◆ GOAL OF THE EXERCISE ◆
Show every line below where "heart" can be found.

◆ SUPPLIED RECORDS ◆
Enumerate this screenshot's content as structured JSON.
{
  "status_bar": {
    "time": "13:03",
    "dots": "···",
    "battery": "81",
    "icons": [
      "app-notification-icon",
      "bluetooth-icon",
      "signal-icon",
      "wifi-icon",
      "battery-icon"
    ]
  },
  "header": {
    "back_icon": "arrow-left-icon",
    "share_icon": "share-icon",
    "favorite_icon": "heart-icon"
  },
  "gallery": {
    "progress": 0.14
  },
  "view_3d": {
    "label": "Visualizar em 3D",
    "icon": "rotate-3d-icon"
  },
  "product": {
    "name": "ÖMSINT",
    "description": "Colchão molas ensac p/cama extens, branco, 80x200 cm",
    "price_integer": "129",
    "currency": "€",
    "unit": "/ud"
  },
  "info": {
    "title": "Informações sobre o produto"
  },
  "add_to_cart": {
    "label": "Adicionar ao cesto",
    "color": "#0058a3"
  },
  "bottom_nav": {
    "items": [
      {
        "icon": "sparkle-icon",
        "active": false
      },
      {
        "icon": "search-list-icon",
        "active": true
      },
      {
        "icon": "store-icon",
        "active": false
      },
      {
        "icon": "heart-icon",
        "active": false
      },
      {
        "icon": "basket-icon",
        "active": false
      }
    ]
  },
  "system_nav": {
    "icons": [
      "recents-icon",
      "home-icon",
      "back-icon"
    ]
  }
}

◆ OUTPUT BELOW ◆
    "favorite_icon": "heart-icon"
        "icon": "heart-icon",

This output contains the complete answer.